=== RECORDS PROVIDED ===

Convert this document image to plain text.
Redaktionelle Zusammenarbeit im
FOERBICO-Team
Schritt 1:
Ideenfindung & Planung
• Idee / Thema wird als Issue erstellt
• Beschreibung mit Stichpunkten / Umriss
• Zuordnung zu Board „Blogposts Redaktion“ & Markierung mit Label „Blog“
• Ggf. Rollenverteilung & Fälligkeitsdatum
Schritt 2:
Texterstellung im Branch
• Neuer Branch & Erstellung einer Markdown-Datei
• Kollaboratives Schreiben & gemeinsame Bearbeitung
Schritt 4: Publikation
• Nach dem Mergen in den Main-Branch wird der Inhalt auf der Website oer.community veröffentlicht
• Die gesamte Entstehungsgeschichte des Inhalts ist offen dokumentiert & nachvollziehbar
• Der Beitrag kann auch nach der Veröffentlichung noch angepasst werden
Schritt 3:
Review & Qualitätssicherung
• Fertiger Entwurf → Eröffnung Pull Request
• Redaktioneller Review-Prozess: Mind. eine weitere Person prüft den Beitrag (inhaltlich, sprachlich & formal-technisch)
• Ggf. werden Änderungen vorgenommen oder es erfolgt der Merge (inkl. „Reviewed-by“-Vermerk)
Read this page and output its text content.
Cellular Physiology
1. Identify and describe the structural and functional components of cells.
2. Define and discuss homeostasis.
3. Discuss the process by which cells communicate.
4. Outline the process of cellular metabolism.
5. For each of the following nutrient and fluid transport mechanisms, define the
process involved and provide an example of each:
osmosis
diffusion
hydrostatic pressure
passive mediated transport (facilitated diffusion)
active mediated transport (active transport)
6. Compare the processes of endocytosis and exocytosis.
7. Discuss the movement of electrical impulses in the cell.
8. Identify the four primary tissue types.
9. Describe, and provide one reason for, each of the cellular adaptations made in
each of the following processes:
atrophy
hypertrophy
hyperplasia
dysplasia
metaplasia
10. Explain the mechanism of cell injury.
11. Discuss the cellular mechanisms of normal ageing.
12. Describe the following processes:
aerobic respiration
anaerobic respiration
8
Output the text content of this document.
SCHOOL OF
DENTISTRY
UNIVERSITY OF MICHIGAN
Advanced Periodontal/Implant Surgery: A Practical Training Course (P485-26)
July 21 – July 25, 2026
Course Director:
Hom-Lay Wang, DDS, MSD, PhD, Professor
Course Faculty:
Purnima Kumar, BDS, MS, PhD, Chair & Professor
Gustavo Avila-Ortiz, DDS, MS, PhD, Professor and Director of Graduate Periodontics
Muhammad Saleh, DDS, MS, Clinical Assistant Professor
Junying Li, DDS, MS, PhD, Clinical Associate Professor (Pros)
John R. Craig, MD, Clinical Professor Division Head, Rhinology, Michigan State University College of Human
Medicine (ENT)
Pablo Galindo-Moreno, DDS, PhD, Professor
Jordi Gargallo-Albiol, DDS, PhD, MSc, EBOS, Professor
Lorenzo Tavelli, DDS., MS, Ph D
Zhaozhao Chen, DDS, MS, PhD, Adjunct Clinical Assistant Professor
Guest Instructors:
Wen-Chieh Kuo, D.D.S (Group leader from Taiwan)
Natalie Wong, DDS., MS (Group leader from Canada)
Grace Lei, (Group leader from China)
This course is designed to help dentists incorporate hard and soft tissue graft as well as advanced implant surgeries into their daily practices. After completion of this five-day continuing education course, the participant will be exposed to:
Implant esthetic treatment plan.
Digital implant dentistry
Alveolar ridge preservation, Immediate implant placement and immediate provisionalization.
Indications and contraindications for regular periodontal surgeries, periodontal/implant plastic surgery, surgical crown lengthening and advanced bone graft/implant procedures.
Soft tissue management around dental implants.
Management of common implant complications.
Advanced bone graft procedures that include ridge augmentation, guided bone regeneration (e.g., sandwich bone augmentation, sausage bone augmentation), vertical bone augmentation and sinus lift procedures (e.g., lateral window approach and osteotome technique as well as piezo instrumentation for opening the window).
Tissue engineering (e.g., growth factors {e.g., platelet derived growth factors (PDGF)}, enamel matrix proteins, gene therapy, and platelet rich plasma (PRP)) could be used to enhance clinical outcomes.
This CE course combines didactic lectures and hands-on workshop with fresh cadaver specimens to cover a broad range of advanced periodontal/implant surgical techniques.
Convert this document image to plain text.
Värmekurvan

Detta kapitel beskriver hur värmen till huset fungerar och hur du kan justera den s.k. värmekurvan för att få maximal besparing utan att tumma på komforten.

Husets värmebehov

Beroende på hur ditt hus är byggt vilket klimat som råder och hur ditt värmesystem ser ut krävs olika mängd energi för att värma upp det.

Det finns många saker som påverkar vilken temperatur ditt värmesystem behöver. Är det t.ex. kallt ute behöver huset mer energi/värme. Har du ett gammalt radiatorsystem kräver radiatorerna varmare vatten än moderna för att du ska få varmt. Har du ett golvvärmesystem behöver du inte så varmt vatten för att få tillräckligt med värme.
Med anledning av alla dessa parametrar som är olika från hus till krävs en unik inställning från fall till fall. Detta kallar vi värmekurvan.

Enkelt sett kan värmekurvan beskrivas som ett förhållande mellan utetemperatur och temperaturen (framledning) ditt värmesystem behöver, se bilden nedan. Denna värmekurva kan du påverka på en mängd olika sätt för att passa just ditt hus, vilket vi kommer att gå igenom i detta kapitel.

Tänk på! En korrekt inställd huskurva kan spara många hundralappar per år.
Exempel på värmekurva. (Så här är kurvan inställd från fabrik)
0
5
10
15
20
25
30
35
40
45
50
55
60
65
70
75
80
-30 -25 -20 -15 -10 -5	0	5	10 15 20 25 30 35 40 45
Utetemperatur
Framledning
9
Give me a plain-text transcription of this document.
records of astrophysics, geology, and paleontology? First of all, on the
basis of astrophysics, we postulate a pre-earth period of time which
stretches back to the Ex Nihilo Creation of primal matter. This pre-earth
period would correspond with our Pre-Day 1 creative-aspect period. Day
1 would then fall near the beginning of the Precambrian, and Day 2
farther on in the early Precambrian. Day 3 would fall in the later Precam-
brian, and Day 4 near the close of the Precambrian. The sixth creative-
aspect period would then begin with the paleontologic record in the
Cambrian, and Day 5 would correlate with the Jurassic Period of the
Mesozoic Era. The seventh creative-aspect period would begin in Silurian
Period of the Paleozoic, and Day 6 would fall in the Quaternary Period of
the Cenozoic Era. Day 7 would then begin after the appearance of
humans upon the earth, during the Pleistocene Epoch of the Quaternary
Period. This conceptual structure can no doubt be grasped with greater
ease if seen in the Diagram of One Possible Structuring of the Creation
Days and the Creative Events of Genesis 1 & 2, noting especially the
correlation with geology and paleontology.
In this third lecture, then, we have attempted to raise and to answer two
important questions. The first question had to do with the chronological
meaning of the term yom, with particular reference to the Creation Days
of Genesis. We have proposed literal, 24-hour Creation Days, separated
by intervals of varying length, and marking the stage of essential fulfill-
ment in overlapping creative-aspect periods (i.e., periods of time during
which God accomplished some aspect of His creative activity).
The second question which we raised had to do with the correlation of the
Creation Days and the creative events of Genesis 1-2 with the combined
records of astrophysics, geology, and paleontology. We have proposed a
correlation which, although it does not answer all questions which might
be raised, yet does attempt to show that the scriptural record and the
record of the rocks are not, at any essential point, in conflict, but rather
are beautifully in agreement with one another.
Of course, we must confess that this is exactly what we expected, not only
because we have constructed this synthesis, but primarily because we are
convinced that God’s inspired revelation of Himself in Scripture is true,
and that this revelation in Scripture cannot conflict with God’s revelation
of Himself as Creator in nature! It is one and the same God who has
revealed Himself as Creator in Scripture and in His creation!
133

===

## AIM OF THE EXERCISE:
The whole of the data is to be copied out word for word.

## COMPLETED TASK:
Convert this document image to plain text.
Redaktionelle Zusammenarbeit im
FOERBICO-Team
Schritt 1:
Ideenfindung & Planung
• Idee / Thema wird als Issue erstellt
• Beschreibung mit Stichpunkten / Umriss
• Zuordnung zu Board „Blogposts Redaktion“ & Markierung mit Label „Blog“
• Ggf. Rollenverteilung & Fälligkeitsdatum
Schritt 2:
Texterstellung im Branch
• Neuer Branch & Erstellung einer Markdown-Datei
• Kollaboratives Schreiben & gemeinsame Bearbeitung
Schritt 4: Publikation
• Nach dem Mergen in den Main-Branch wird der Inhalt auf der Website oer.community veröffentlicht
• Die gesamte Entstehungsgeschichte des Inhalts ist offen dokumentiert & nachvollziehbar
• Der Beitrag kann auch nach der Veröffentlichung noch angepasst werden
Schritt 3:
Review & Qualitätssicherung
• Fertiger Entwurf → Eröffnung Pull Request
• Redaktioneller Review-Prozess: Mind. eine weitere Person prüft den Beitrag (inhaltlich, sprachlich & formal-technisch)
• Ggf. werden Änderungen vorgenommen oder es erfolgt der Merge (inkl. „Reviewed-by“-Vermerk)
Read this page and output its text content.
Cellular Physiology
1. Identify and describe the structural and functional components of cells.
2. Define and discuss homeostasis.
3. Discuss the process by which cells communicate.
4. Outline the process of cellular metabolism.
5. For each of the following nutrient and fluid transport mechanisms, define the
process involved and provide an example of each:
osmosis
diffusion
hydrostatic pressure
passive mediated transport (facilitated diffusion)
active mediated transport (active transport)
6. Compare the processes of endocytosis and exocytosis.
7. Discuss the movement of electrical impulses in the cell.
8. Identify the four primary tissue types.
9. Describe, and provide one reason for, each of the cellular adaptations made in
each of the following processes:
atrophy
hypertrophy
hyperplasia
dysplasia
metaplasia
10. Explain the mechanism of cell injury.
11. Discuss the cellular mechanisms of normal ageing.
12. Describe the following processes:
aerobic respiration
anaerobic respiration
8
Output the text content of this document.
SCHOOL OF
DENTISTRY
UNIVERSITY OF MICHIGAN
Advanced Periodontal/Implant Surgery: A Practical Training Course (P485-26)
July 21 – July 25, 2026
Course Director:
Hom-Lay Wang, DDS, MSD, PhD, Professor
Course Faculty:
Purnima Kumar, BDS, MS, PhD, Chair & Professor
Gustavo Avila-Ortiz, DDS, MS, PhD, Professor and Director of Graduate Periodontics
Muhammad Saleh, DDS, MS, Clinical Assistant Professor
Junying Li, DDS, MS, PhD, Clinical Associate Professor (Pros)
John R. Craig, MD, Clinical Professor Division Head, Rhinology, Michigan State University College of Human
Medicine (ENT)
Pablo Galindo-Moreno, DDS, PhD, Professor
Jordi Gargallo-Albiol, DDS, PhD, MSc, EBOS, Professor
Lorenzo Tavelli, DDS., MS, Ph D
Zhaozhao Chen, DDS, MS, PhD, Adjunct Clinical Assistant Professor
Guest Instructors:
Wen-Chieh Kuo, D.D.S (Group leader from Taiwan)
Natalie Wong, DDS., MS (Group leader from Canada)
Grace Lei, (Group leader from China)
This course is designed to help dentists incorporate hard and soft tissue graft as well as advanced implant surgeries into their daily practices. After completion of this five-day continuing education course, the participant will be exposed to:
Implant esthetic treatment plan.
Digital implant dentistry
Alveolar ridge preservation, Immediate implant placement and immediate provisionalization.
Indications and contraindications for regular periodontal surgeries, periodontal/implant plastic surgery, surgical crown lengthening and advanced bone graft/implant procedures.
Soft tissue management around dental implants.
Management of common implant complications.
Advanced bone graft procedures that include ridge augmentation, guided bone regeneration (e.g., sandwich bone augmentation, sausage bone augmentation), vertical bone augmentation and sinus lift procedures (e.g., lateral window approach and osteotome technique as well as piezo instrumentation for opening the window).
Tissue engineering (e.g., growth factors {e.g., platelet derived growth factors (PDGF)}, enamel matrix proteins, gene therapy, and platelet rich plasma (PRP)) could be used to enhance clinical outcomes.
This CE course combines didactic lectures and hands-on workshop with fresh cadaver specimens to cover a broad range of advanced periodontal/implant surgical techniques.
Convert this document image to plain text.
Värmekurvan

Detta kapitel beskriver hur värmen till huset fungerar och hur du kan justera den s.k. värmekurvan för att få maximal besparing utan att tumma på komforten.

Husets värmebehov

Beroende på hur ditt hus är byggt vilket klimat som råder och hur ditt värmesystem ser ut krävs olika mängd energi för att värma upp det.

Det finns många saker som påverkar vilken temperatur ditt värmesystem behöver. Är det t.ex. kallt ute behöver huset mer energi/värme. Har du ett gammalt radiatorsystem kräver radiatorerna varmare vatten än moderna för att du ska få varmt. Har du ett golvvärmesystem behöver du inte så varmt vatten för att få tillräckligt med värme.
Med anledning av alla dessa parametrar som är olika från hus till krävs en unik inställning från fall till fall. Detta kallar vi värmekurvan.

Enkelt sett kan värmekurvan beskrivas som ett förhållande mellan utetemperatur och temperaturen (framledning) ditt värmesystem behöver, se bilden nedan. Denna värmekurva kan du påverka på en mängd olika sätt för att passa just ditt hus, vilket vi kommer att gå igenom i detta kapitel.

Tänk på! En korrekt inställd huskurva kan spara många hundralappar per år.
Exempel på värmekurva. (Så här är kurvan inställd från fabrik)
0
5
10
15
20
25
30
35
40
45
50
55
60
65
70
75
80
-30 -25 -20 -15 -10 -5	0	5	10 15 20 25 30 35 40 45
Utetemperatur
Framledning
9
Give me a plain-text transcription of this document.
records of astrophysics, geology, and paleontology? First of all, on the
basis of astrophysics, we postulate a pre-earth period of time which
stretches back to the Ex Nihilo Creation of primal matter. This pre-earth
period would correspond with our Pre-Day 1 creative-aspect period. Day
1 would then fall near the beginning of the Precambrian, and Day 2
farther on in the early Precambrian. Day 3 would fall in the later Precam-
brian, and Day 4 near the close of the Precambrian. The sixth creative-
aspect period would then begin with the paleontologic record in the
Cambrian, and Day 5 would correlate with the Jurassic Period of the
Mesozoic Era. The seventh creative-aspect period would begin in Silurian
Period of the Paleozoic, and Day 6 would fall in the Quaternary Period of
the Cenozoic Era. Day 7 would then begin after the appearance of
humans upon the earth, during the Pleistocene Epoch of the Quaternary
Period. This conceptual structure can no doubt be grasped with greater
ease if seen in the Diagram of One Possible Structuring of the Creation
Days and the Creative Events of Genesis 1 & 2, noting especially the
correlation with geology and paleontology.
In this third lecture, then, we have attempted to raise and to answer two
important questions. The first question had to do with the chronological
meaning of the term yom, with particular reference to the Creation Days
of Genesis. We have proposed literal, 24-hour Creation Days, separated
by intervals of varying length, and marking the stage of essential fulfill-
ment in overlapping creative-aspect periods (i.e., periods of time during
which God accomplished some aspect of His creative activity).
The second question which we raised had to do with the correlation of the
Creation Days and the creative events of Genesis 1-2 with the combined
records of astrophysics, geology, and paleontology. We have proposed a
correlation which, although it does not answer all questions which might
be raised, yet does attempt to show that the scriptural record and the
record of the rocks are not, at any essential point, in conflict, but rather
are beautifully in agreement with one another.
Of course, we must confess that this is exactly what we expected, not only
because we have constructed this synthesis, but primarily because we are
convinced that God’s inspired revelation of Himself in Scripture is true,
and that this revelation in Scripture cannot conflict with God’s revelation
of Himself as Creator in nature! It is one and the same God who has
revealed Himself as Creator in Scripture and in His creation!
133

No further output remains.